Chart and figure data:
===============

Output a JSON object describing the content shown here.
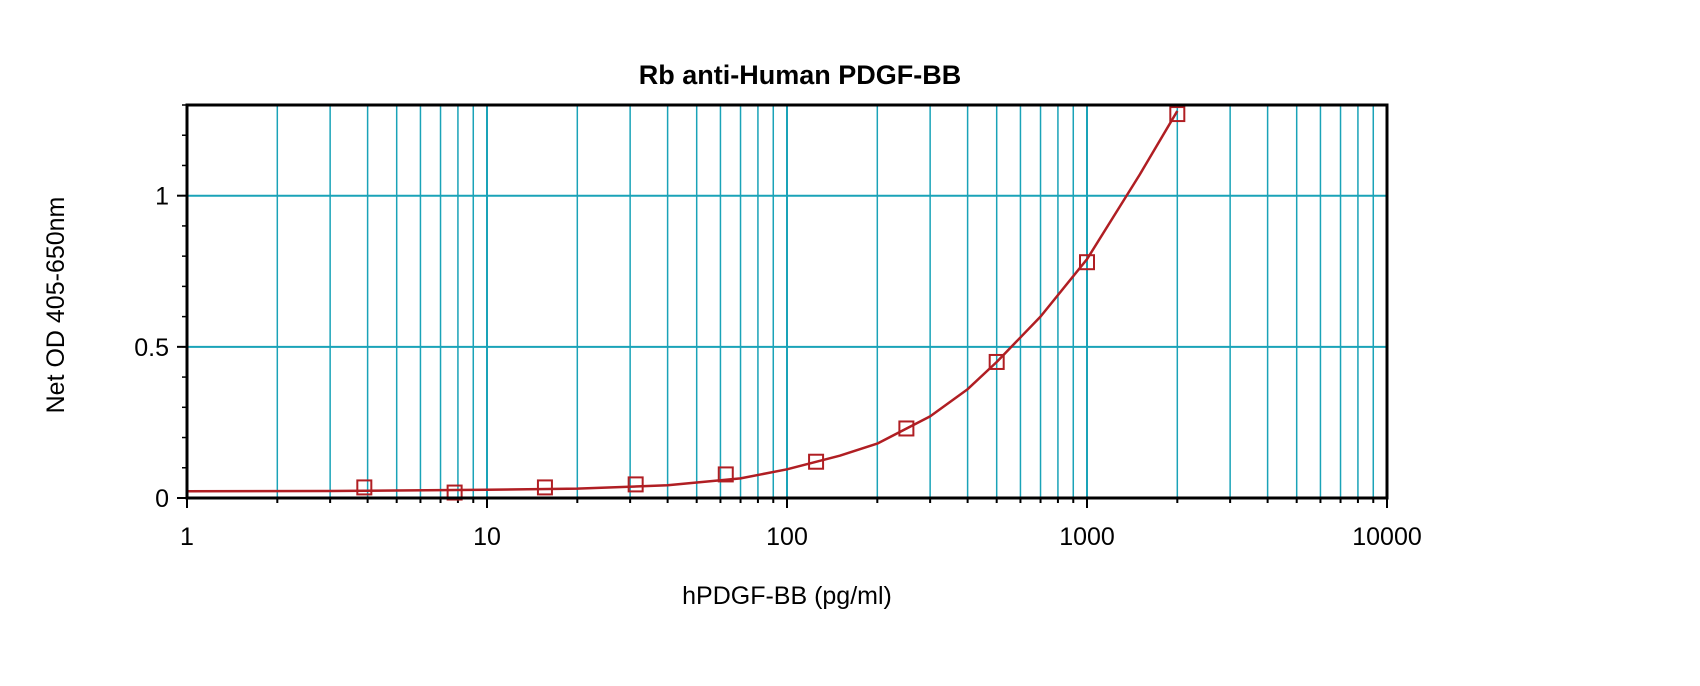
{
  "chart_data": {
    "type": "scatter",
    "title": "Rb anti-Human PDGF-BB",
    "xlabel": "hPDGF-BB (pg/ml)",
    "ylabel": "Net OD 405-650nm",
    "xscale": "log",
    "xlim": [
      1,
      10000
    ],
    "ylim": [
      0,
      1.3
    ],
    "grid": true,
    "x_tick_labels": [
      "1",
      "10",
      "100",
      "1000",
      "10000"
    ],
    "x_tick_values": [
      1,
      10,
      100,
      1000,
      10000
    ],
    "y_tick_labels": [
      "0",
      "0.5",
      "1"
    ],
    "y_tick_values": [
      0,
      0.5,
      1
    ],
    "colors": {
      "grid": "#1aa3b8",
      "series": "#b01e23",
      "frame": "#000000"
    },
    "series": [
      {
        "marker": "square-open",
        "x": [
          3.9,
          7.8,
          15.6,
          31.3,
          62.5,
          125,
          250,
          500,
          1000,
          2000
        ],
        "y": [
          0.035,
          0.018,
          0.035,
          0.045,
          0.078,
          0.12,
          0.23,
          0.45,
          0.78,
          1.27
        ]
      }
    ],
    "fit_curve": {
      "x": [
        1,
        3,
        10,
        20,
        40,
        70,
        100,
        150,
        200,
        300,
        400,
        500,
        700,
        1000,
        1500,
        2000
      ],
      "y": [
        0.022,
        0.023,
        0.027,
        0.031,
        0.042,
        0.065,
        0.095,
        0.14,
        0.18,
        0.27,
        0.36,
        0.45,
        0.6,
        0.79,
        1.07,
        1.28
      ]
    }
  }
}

===============

▸ EXERCISE BRIEF
Extract all the entries word for word; omit any pictures.

▸ RIGHT ANSWER
Output a JSON object describing the content shown here.
{
  "chart_data": {
    "type": "scatter",
    "title": "Rb anti-Human PDGF-BB",
    "xlabel": "hPDGF-BB (pg/ml)",
    "ylabel": "Net OD 405-650nm",
    "xscale": "log",
    "xlim": [
      1,
      10000
    ],
    "ylim": [
      0,
      1.3
    ],
    "grid": true,
    "x_tick_labels": [
      "1",
      "10",
      "100",
      "1000",
      "10000"
    ],
    "x_tick_values": [
      1,
      10,
      100,
      1000,
      10000
    ],
    "y_tick_labels": [
      "0",
      "0.5",
      "1"
    ],
    "y_tick_values": [
      0,
      0.5,
      1
    ],
    "colors": {
      "grid": "#1aa3b8",
      "series": "#b01e23",
      "frame": "#000000"
    },
    "series": [
      {
        "marker": "square-open",
        "x": [
          3.9,
          7.8,
          15.6,
          31.3,
          62.5,
          125,
          250,
          500,
          1000,
          2000
        ],
        "y": [
          0.035,
          0.018,
          0.035,
          0.045,
          0.078,
          0.12,
          0.23,
          0.45,
          0.78,
          1.27
        ]
      }
    ],
    "fit_curve": {
      "x": [
        1,
        3,
        10,
        20,
        40,
        70,
        100,
        150,
        200,
        300,
        400,
        500,
        700,
        1000,
        1500,
        2000
      ],
      "y": [
        0.022,
        0.023,
        0.027,
        0.031,
        0.042,
        0.065,
        0.095,
        0.14,
        0.18,
        0.27,
        0.36,
        0.45,
        0.6,
        0.79,
        1.07,
        1.28
      ]
    }
  }
}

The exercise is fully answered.